Stored records:
----

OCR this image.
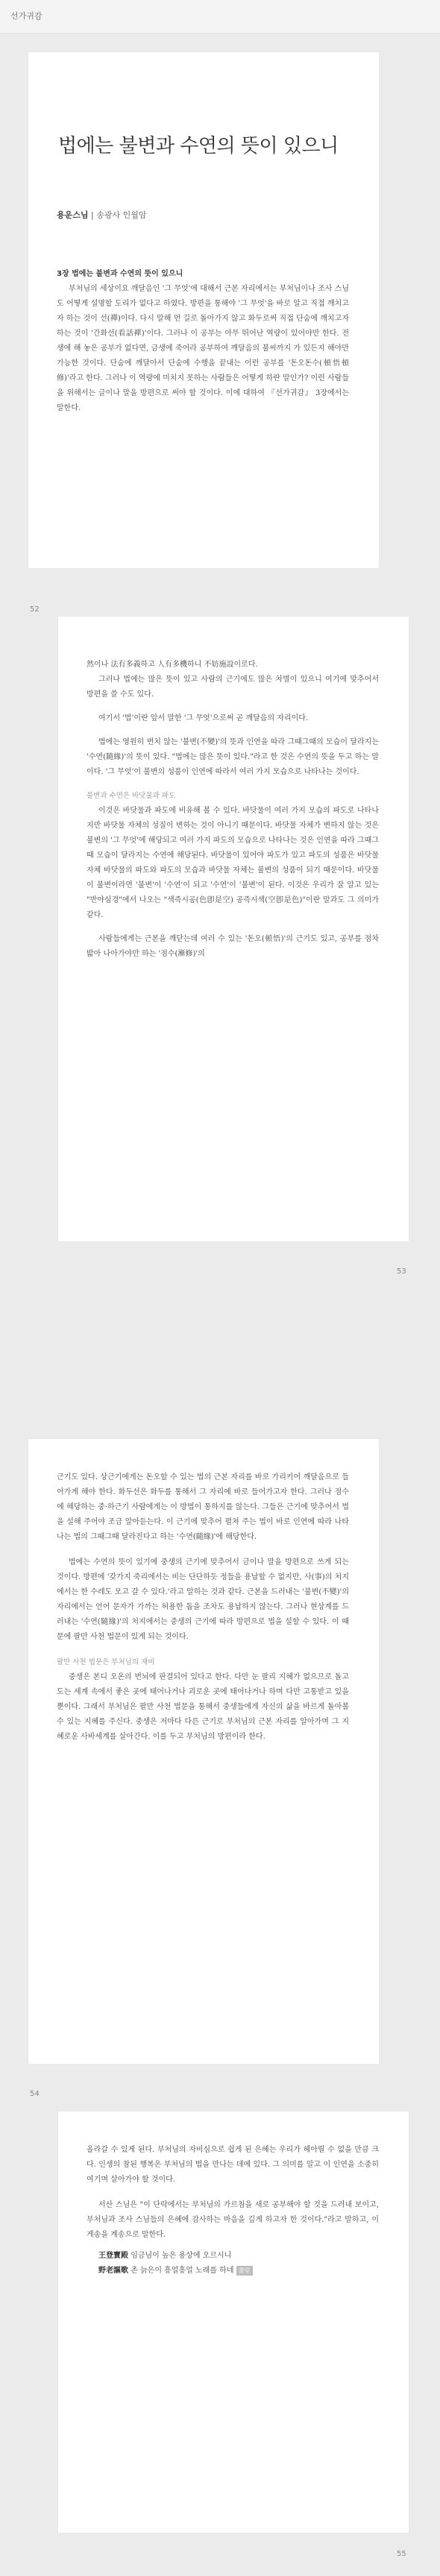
선가귀감
법에는 불변과 수연의 뜻이 있으니
용운스님 | 송광사 인월암

3장 법에는 불변과 수연의 뜻이 있으니

부처님의 세상이요 깨달음인 '그 무엇'에 대해서 근본 자리에서는 부처님이나 조사 스님도 어떻게 설명할 도리가 없다고 하였다. 방편을 통해야 '그 무엇'을 바로 알고 직접 깨치고자 하는 것이 선(禪)이다. 다시 말해 먼 길로 돌아가지 않고 화두로써 직접 단숨에 깨치고자 하는 것이 '간화선(看話禪)'이다. 그러나 이 공부는 아무 뛰어난 역량이 있어야만 한다. 전생에 해 놓은 공부가 없다면, 금생에 죽어라 공부하여 깨달음의 불씨까지 가 있든지 해야만 가능한 것이다. 단숨에 깨달아서 단숨에 수행을 끝내는 이런 공부를 '돈오돈수(頓悟頓修)'라고 한다. 그러나 이 역량에 미치지 못하는 사람들은 어떻게 하란 말인가? 이런 사람들을 위해서는 글이나 말을 방편으로 써야 할 것이다. 이에 대하여 『선가귀감』 3장에서는 말한다.

52

然이나 法有多義하고 人有多機하니 不妨施設이로다.

그러나 법에는 많은 뜻이 있고 사람의 근기에도 많은 차별이 있으니 여기에 맞추어서 방편을 쓸 수도 있다.

여기서 '법'이란 앞서 말한 '그 무엇'으로써 곧 깨달음의 자리이다.

법에는 영원히 변치 않는 '불변(不變)'의 뜻과 인연을 따라 그때그때의 모습이 달라지는 '수연(隨緣)'의 뜻이 있다. "법에는 많은 뜻이 있다."라고 한 것은 수연의 뜻을 두고 하는 말이다. '그 무엇'이 불변의 성품이 인연에 따라서 여러 가지 모습으로 나타나는 것이다.

불변과 수연은 바닷물과 파도

이것은 바닷물과 파도에 비유해 볼 수 있다. 바닷물이 여러 가지 모습의 파도로 나타나지만 바닷물 자체의 성질이 변하는 것이 아니기 때문이다. 바닷물 자체가 변하지 않는 것은 불변의 '그 무엇'에 해당되고 여러 가지 파도의 모습으로 나타나는 것은 인연을 따라 그때그때 모습이 달라지는 수연에 해당된다. 바닷물이 있어야 파도가 있고 파도의 성품은 바닷물 자체 바닷물의 파도와 파도의 모습과 바닷물 자체는 불변의 성품이 되기 때문이다. 바닷물이 불변이라면 '불변'이 '수연'이 되고 '수연'이 '불변'이 된다. 이것은 우리가 잘 알고 있는 "반야심경"에서 나오는 "색즉시공(色卽是空) 공즉시색(空卽是色)"이란 말과도 그 의미가 같다.

사람들에게는 근본을 깨닫는데 여러 수 있는 '돈오(頓悟)'의 근기도 있고, 공부를 점차 밟아 나아가야만 하는 '점수(漸修)'의

53

근기도 있다. 상근기에게는 돈오할 수 있는 법의 근본 자리를 바로 가리키어 깨달음으로 들어가게 해야 한다. 화두선은 화두를 통해서 그 자리에 바로 들어가고자 한다. 그러나 점수에 해당하는 중·하근기 사람에게는 이 방법이 통하지를 않는다. 그들은 근기에 맞추어서 법을 설해 주어야 조금 알아듣는다. 이 근기에 맞추어 펼쳐 주는 법이 바로 인연에 따라 나타나는 법의 그때그때 달라진다고 하는 '수연(隨緣)'에 해당한다.

법에는 수연의 뜻이 있기에 중생의 근기에 맞추어서 금이나 말을 방편으로 쓰게 되는 것이다. 방편에 '갖가지 죽리에서는 비는 단단하듯 정들을 용납할 수 없지만, 사(事)의 처지에서는 한 수레도 모고 갈 수 있다.'라고 말하는 것과 같다. 근본을 드러내는 '불변(不變)'의 자리에서는 언어 문자가 가까는 허용한 돕을 조차도 용납하지 않는다. 그러나 현상계를 드러내는 '수연(隨緣)'의 처지에서는 중생의 근기에 따라 방편으로 법을 설할 수 있다. 이 때문에 팔만 사천 법문이 있게 되는 것이다.

팔만 사천 법문은 부처님의 재비

중생은 본디 오온의 번뇌에 판결되어 있다고 한다. 다만 눈 팔리 지혜가 없으므로 돌고 도는 세계 속에서 좋은 곳에 태어나거나 괴로운 곳에 태어나거나 하며 다만 고통받고 있을 뿐이다. 그래서 부처님은 팔만 사천 법문을 통해서 중생들에게 자신의 삶을 바르게 돌아볼 수 있는 지혜를 주신다. 중생은 저마다 다른 근기로 부처님의 근본 자리를 알아가며 그 지혜로운 사바세계를 살아간다. 이를 두고 부처님의 방편이라 한다.

54

올라갈 수 있게 된다. 부처님의 자비심으로 쉽게 된 은혜는 우리가 헤아릴 수 없을 만큼 크다. 인생의 참된 행복은 부처님의 법을 만나는 데에 있다. 그 의미를 알고 이 인연을 소중히 여기며 살아가야 할 것이다.

서산 스님은 "이 단락에서는 부처님의 가르침을 새로 공부해야 할 것을 드러내 보이고, 부처님과 조사 스님들의 은혜에 감사하는 마음을 깊게 하고자 한 것이다."라고 말하고, 이 게송을 계송으로 말한다.

王登寶殿 임금님이 높은 용상에 오르시니

野老謳歌 촌 늙은이 흥얼흥얼 노래를 하네 書堂

55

----

■ **What you should do**
Write out all the entries again, word for word, and print no images.

■ **Written response**
OCR this image.
선가귀감
법에는 불변과 수연의 뜻이 있으니
용운스님 | 송광사 인월암

3장 법에는 불변과 수연의 뜻이 있으니

부처님의 세상이요 깨달음인 '그 무엇'에 대해서 근본 자리에서는 부처님이나 조사 스님도 어떻게 설명할 도리가 없다고 하였다. 방편을 통해야 '그 무엇'을 바로 알고 직접 깨치고자 하는 것이 선(禪)이다. 다시 말해 먼 길로 돌아가지 않고 화두로써 직접 단숨에 깨치고자 하는 것이 '간화선(看話禪)'이다. 그러나 이 공부는 아무 뛰어난 역량이 있어야만 한다. 전생에 해 놓은 공부가 없다면, 금생에 죽어라 공부하여 깨달음의 불씨까지 가 있든지 해야만 가능한 것이다. 단숨에 깨달아서 단숨에 수행을 끝내는 이런 공부를 '돈오돈수(頓悟頓修)'라고 한다. 그러나 이 역량에 미치지 못하는 사람들은 어떻게 하란 말인가? 이런 사람들을 위해서는 글이나 말을 방편으로 써야 할 것이다. 이에 대하여 『선가귀감』 3장에서는 말한다.

52

然이나 法有多義하고 人有多機하니 不妨施設이로다.

그러나 법에는 많은 뜻이 있고 사람의 근기에도 많은 차별이 있으니 여기에 맞추어서 방편을 쓸 수도 있다.

여기서 '법'이란 앞서 말한 '그 무엇'으로써 곧 깨달음의 자리이다.

법에는 영원히 변치 않는 '불변(不變)'의 뜻과 인연을 따라 그때그때의 모습이 달라지는 '수연(隨緣)'의 뜻이 있다. "법에는 많은 뜻이 있다."라고 한 것은 수연의 뜻을 두고 하는 말이다. '그 무엇'이 불변의 성품이 인연에 따라서 여러 가지 모습으로 나타나는 것이다.

불변과 수연은 바닷물과 파도

이것은 바닷물과 파도에 비유해 볼 수 있다. 바닷물이 여러 가지 모습의 파도로 나타나지만 바닷물 자체의 성질이 변하는 것이 아니기 때문이다. 바닷물 자체가 변하지 않는 것은 불변의 '그 무엇'에 해당되고 여러 가지 파도의 모습으로 나타나는 것은 인연을 따라 그때그때 모습이 달라지는 수연에 해당된다. 바닷물이 있어야 파도가 있고 파도의 성품은 바닷물 자체 바닷물의 파도와 파도의 모습과 바닷물 자체는 불변의 성품이 되기 때문이다. 바닷물이 불변이라면 '불변'이 '수연'이 되고 '수연'이 '불변'이 된다. 이것은 우리가 잘 알고 있는 "반야심경"에서 나오는 "색즉시공(色卽是空) 공즉시색(空卽是色)"이란 말과도 그 의미가 같다.

사람들에게는 근본을 깨닫는데 여러 수 있는 '돈오(頓悟)'의 근기도 있고, 공부를 점차 밟아 나아가야만 하는 '점수(漸修)'의

53

근기도 있다. 상근기에게는 돈오할 수 있는 법의 근본 자리를 바로 가리키어 깨달음으로 들어가게 해야 한다. 화두선은 화두를 통해서 그 자리에 바로 들어가고자 한다. 그러나 점수에 해당하는 중·하근기 사람에게는 이 방법이 통하지를 않는다. 그들은 근기에 맞추어서 법을 설해 주어야 조금 알아듣는다. 이 근기에 맞추어 펼쳐 주는 법이 바로 인연에 따라 나타나는 법의 그때그때 달라진다고 하는 '수연(隨緣)'에 해당한다.

법에는 수연의 뜻이 있기에 중생의 근기에 맞추어서 금이나 말을 방편으로 쓰게 되는 것이다. 방편에 '갖가지 죽리에서는 비는 단단하듯 정들을 용납할 수 없지만, 사(事)의 처지에서는 한 수레도 모고 갈 수 있다.'라고 말하는 것과 같다. 근본을 드러내는 '불변(不變)'의 자리에서는 언어 문자가 가까는 허용한 돕을 조차도 용납하지 않는다. 그러나 현상계를 드러내는 '수연(隨緣)'의 처지에서는 중생의 근기에 따라 방편으로 법을 설할 수 있다. 이 때문에 팔만 사천 법문이 있게 되는 것이다.

팔만 사천 법문은 부처님의 재비

중생은 본디 오온의 번뇌에 판결되어 있다고 한다. 다만 눈 팔리 지혜가 없으므로 돌고 도는 세계 속에서 좋은 곳에 태어나거나 괴로운 곳에 태어나거나 하며 다만 고통받고 있을 뿐이다. 그래서 부처님은 팔만 사천 법문을 통해서 중생들에게 자신의 삶을 바르게 돌아볼 수 있는 지혜를 주신다. 중생은 저마다 다른 근기로 부처님의 근본 자리를 알아가며 그 지혜로운 사바세계를 살아간다. 이를 두고 부처님의 방편이라 한다.

54

올라갈 수 있게 된다. 부처님의 자비심으로 쉽게 된 은혜는 우리가 헤아릴 수 없을 만큼 크다. 인생의 참된 행복은 부처님의 법을 만나는 데에 있다. 그 의미를 알고 이 인연을 소중히 여기며 살아가야 할 것이다.

서산 스님은 "이 단락에서는 부처님의 가르침을 새로 공부해야 할 것을 드러내 보이고, 부처님과 조사 스님들의 은혜에 감사하는 마음을 깊게 하고자 한 것이다."라고 말하고, 이 게송을 계송으로 말한다.

王登寶殿 임금님이 높은 용상에 오르시니

野老謳歌 촌 늙은이 흥얼흥얼 노래를 하네 書堂

55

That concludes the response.